__Raw records__
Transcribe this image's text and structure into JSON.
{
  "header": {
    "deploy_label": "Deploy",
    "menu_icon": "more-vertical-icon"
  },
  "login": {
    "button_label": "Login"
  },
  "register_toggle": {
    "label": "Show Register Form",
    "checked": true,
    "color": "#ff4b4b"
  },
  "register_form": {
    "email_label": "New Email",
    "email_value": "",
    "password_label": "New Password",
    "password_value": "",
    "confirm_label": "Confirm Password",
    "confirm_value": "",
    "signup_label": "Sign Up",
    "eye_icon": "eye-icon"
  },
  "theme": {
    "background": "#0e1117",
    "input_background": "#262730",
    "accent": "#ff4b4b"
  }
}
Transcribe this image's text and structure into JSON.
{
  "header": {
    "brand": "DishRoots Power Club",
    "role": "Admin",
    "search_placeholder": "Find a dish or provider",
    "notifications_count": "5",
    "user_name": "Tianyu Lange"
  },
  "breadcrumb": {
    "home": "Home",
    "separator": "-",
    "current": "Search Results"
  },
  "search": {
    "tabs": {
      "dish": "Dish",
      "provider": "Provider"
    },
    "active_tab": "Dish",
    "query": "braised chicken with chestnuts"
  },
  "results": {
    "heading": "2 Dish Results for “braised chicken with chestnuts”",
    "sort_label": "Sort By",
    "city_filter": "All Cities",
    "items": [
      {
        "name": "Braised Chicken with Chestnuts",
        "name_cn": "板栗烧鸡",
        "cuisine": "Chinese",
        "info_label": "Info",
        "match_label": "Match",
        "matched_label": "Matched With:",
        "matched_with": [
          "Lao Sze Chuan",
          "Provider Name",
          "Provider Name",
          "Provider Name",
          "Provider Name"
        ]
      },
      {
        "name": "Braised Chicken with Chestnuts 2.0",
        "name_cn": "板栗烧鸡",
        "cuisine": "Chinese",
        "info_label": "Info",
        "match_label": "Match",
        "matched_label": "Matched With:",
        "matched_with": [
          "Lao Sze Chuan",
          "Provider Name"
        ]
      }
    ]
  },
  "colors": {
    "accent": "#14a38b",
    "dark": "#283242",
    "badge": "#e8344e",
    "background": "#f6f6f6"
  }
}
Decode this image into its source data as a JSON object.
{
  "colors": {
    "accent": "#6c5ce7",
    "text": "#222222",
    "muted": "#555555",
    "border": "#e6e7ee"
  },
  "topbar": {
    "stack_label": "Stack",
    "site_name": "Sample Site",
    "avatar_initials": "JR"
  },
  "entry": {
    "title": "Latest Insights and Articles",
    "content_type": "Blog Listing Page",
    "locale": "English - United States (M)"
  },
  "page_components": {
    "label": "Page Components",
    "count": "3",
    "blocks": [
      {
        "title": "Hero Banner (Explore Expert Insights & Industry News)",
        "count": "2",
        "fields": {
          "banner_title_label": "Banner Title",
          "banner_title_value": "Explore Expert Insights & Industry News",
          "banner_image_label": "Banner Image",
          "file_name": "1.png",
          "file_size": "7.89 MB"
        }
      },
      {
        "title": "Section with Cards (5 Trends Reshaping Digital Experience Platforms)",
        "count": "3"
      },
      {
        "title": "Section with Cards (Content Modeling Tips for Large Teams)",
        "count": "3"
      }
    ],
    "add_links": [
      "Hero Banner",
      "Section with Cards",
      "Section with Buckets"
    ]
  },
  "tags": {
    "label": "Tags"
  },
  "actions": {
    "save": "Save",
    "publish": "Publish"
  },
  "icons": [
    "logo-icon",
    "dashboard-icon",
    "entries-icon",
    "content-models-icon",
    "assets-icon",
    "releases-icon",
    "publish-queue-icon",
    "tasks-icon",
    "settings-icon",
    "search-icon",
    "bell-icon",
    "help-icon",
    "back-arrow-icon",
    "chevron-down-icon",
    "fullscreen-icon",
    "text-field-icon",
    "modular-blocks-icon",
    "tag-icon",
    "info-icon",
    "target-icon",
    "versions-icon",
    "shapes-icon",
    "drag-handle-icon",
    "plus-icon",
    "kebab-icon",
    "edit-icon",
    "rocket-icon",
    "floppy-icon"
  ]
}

__Problem details__
Reproduce all of the material above word for word.

__Final result__
Transcribe this image's text and structure into JSON.
{
  "header": {
    "deploy_label": "Deploy",
    "menu_icon": "more-vertical-icon"
  },
  "login": {
    "button_label": "Login"
  },
  "register_toggle": {
    "label": "Show Register Form",
    "checked": true,
    "color": "#ff4b4b"
  },
  "register_form": {
    "email_label": "New Email",
    "email_value": "",
    "password_label": "New Password",
    "password_value": "",
    "confirm_label": "Confirm Password",
    "confirm_value": "",
    "signup_label": "Sign Up",
    "eye_icon": "eye-icon"
  },
  "theme": {
    "background": "#0e1117",
    "input_background": "#262730",
    "accent": "#ff4b4b"
  }
}
Transcribe this image's text and structure into JSON.
{
  "header": {
    "brand": "DishRoots Power Club",
    "role": "Admin",
    "search_placeholder": "Find a dish or provider",
    "notifications_count": "5",
    "user_name": "Tianyu Lange"
  },
  "breadcrumb": {
    "home": "Home",
    "separator": "-",
    "current": "Search Results"
  },
  "search": {
    "tabs": {
      "dish": "Dish",
      "provider": "Provider"
    },
    "active_tab": "Dish",
    "query": "braised chicken with chestnuts"
  },
  "results": {
    "heading": "2 Dish Results for “braised chicken with chestnuts”",
    "sort_label": "Sort By",
    "city_filter": "All Cities",
    "items": [
      {
        "name": "Braised Chicken with Chestnuts",
        "name_cn": "板栗烧鸡",
        "cuisine": "Chinese",
        "info_label": "Info",
        "match_label": "Match",
        "matched_label": "Matched With:",
        "matched_with": [
          "Lao Sze Chuan",
          "Provider Name",
          "Provider Name",
          "Provider Name",
          "Provider Name"
        ]
      },
      {
        "name": "Braised Chicken with Chestnuts 2.0",
        "name_cn": "板栗烧鸡",
        "cuisine": "Chinese",
        "info_label": "Info",
        "match_label": "Match",
        "matched_label": "Matched With:",
        "matched_with": [
          "Lao Sze Chuan",
          "Provider Name"
        ]
      }
    ]
  },
  "colors": {
    "accent": "#14a38b",
    "dark": "#283242",
    "badge": "#e8344e",
    "background": "#f6f6f6"
  }
}
Decode this image into its source data as a JSON object.
{
  "colors": {
    "accent": "#6c5ce7",
    "text": "#222222",
    "muted": "#555555",
    "border": "#e6e7ee"
  },
  "topbar": {
    "stack_label": "Stack",
    "site_name": "Sample Site",
    "avatar_initials": "JR"
  },
  "entry": {
    "title": "Latest Insights and Articles",
    "content_type": "Blog Listing Page",
    "locale": "English - United States (M)"
  },
  "page_components": {
    "label": "Page Components",
    "count": "3",
    "blocks": [
      {
        "title": "Hero Banner (Explore Expert Insights & Industry News)",
        "count": "2",
        "fields": {
          "banner_title_label": "Banner Title",
          "banner_title_value": "Explore Expert Insights & Industry News",
          "banner_image_label": "Banner Image",
          "file_name": "1.png",
          "file_size": "7.89 MB"
        }
      },
      {
        "title": "Section with Cards (5 Trends Reshaping Digital Experience Platforms)",
        "count": "3"
      },
      {
        "title": "Section with Cards (Content Modeling Tips for Large Teams)",
        "count": "3"
      }
    ],
    "add_links": [
      "Hero Banner",
      "Section with Cards",
      "Section with Buckets"
    ]
  },
  "tags": {
    "label": "Tags"
  },
  "actions": {
    "save": "Save",
    "publish": "Publish"
  },
  "icons": [
    "logo-icon",
    "dashboard-icon",
    "entries-icon",
    "content-models-icon",
    "assets-icon",
    "releases-icon",
    "publish-queue-icon",
    "tasks-icon",
    "settings-icon",
    "search-icon",
    "bell-icon",
    "help-icon",
    "back-arrow-icon",
    "chevron-down-icon",
    "fullscreen-icon",
    "text-field-icon",
    "modular-blocks-icon",
    "tag-icon",
    "info-icon",
    "target-icon",
    "versions-icon",
    "shapes-icon",
    "drag-handle-icon",
    "plus-icon",
    "kebab-icon",
    "edit-icon",
    "rocket-icon",
    "floppy-icon"
  ]
}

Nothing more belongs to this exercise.